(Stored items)
══════

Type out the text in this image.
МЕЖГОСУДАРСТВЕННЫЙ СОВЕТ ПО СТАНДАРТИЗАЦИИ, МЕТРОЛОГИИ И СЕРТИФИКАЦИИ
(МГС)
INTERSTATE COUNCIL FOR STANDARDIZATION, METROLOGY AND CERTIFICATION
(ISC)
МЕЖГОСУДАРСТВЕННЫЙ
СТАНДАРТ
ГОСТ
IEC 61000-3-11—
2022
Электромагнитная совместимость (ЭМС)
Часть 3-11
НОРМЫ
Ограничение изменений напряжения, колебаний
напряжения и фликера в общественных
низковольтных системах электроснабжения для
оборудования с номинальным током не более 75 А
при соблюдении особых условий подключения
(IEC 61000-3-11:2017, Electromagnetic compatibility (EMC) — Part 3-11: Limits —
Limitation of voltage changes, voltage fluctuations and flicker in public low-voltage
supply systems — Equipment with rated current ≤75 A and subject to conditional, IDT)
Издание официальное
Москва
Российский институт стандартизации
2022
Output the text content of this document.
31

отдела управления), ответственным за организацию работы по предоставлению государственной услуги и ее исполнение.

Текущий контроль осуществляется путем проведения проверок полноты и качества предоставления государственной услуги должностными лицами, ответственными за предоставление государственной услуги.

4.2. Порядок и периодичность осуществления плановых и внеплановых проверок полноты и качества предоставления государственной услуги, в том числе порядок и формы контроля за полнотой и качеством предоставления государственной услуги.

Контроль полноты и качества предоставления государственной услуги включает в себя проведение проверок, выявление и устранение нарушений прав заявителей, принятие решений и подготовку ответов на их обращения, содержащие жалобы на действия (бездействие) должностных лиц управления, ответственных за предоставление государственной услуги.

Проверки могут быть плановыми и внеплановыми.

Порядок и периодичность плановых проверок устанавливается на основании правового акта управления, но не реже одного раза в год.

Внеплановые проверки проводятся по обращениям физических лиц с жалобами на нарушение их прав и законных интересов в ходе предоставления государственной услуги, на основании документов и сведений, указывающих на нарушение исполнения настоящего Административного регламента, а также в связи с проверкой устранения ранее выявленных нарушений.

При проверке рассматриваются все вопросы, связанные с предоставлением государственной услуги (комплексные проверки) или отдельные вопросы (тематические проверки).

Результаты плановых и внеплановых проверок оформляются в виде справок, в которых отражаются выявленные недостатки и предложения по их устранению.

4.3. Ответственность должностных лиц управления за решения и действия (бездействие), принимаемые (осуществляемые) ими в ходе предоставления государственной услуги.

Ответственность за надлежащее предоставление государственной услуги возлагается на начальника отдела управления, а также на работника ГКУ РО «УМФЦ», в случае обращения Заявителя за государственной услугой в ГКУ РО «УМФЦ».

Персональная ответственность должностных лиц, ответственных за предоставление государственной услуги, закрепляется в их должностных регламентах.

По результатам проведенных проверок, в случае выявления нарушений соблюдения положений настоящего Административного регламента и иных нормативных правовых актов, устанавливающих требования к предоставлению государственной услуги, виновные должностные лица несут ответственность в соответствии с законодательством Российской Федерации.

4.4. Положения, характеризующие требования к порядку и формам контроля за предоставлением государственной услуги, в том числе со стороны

══════

Copy all of the data. Keep every word exactly as it is.

→ Task answer
Type out the text in this image.
МЕЖГОСУДАРСТВЕННЫЙ СОВЕТ ПО СТАНДАРТИЗАЦИИ, МЕТРОЛОГИИ И СЕРТИФИКАЦИИ
(МГС)
INTERSTATE COUNCIL FOR STANDARDIZATION, METROLOGY AND CERTIFICATION
(ISC)
МЕЖГОСУДАРСТВЕННЫЙ
СТАНДАРТ
ГОСТ
IEC 61000-3-11—
2022
Электромагнитная совместимость (ЭМС)
Часть 3-11
НОРМЫ
Ограничение изменений напряжения, колебаний
напряжения и фликера в общественных
низковольтных системах электроснабжения для
оборудования с номинальным током не более 75 А
при соблюдении особых условий подключения
(IEC 61000-3-11:2017, Electromagnetic compatibility (EMC) — Part 3-11: Limits —
Limitation of voltage changes, voltage fluctuations and flicker in public low-voltage
supply systems — Equipment with rated current ≤75 A and subject to conditional, IDT)
Издание официальное
Москва
Российский институт стандартизации
2022
Output the text content of this document.
31

отдела управления), ответственным за организацию работы по предоставлению государственной услуги и ее исполнение.

Текущий контроль осуществляется путем проведения проверок полноты и качества предоставления государственной услуги должностными лицами, ответственными за предоставление государственной услуги.

4.2. Порядок и периодичность осуществления плановых и внеплановых проверок полноты и качества предоставления государственной услуги, в том числе порядок и формы контроля за полнотой и качеством предоставления государственной услуги.

Контроль полноты и качества предоставления государственной услуги включает в себя проведение проверок, выявление и устранение нарушений прав заявителей, принятие решений и подготовку ответов на их обращения, содержащие жалобы на действия (бездействие) должностных лиц управления, ответственных за предоставление государственной услуги.

Проверки могут быть плановыми и внеплановыми.

Порядок и периодичность плановых проверок устанавливается на основании правового акта управления, но не реже одного раза в год.

Внеплановые проверки проводятся по обращениям физических лиц с жалобами на нарушение их прав и законных интересов в ходе предоставления государственной услуги, на основании документов и сведений, указывающих на нарушение исполнения настоящего Административного регламента, а также в связи с проверкой устранения ранее выявленных нарушений.

При проверке рассматриваются все вопросы, связанные с предоставлением государственной услуги (комплексные проверки) или отдельные вопросы (тематические проверки).

Результаты плановых и внеплановых проверок оформляются в виде справок, в которых отражаются выявленные недостатки и предложения по их устранению.

4.3. Ответственность должностных лиц управления за решения и действия (бездействие), принимаемые (осуществляемые) ими в ходе предоставления государственной услуги.

Ответственность за надлежащее предоставление государственной услуги возлагается на начальника отдела управления, а также на работника ГКУ РО «УМФЦ», в случае обращения Заявителя за государственной услугой в ГКУ РО «УМФЦ».

Персональная ответственность должностных лиц, ответственных за предоставление государственной услуги, закрепляется в их должностных регламентах.

По результатам проведенных проверок, в случае выявления нарушений соблюдения положений настоящего Административного регламента и иных нормативных правовых актов, устанавливающих требования к предоставлению государственной услуги, виновные должностные лица несут ответственность в соответствии с законодательством Российской Федерации.

4.4. Положения, характеризующие требования к порядку и формам контроля за предоставлением государственной услуги, в том числе со стороны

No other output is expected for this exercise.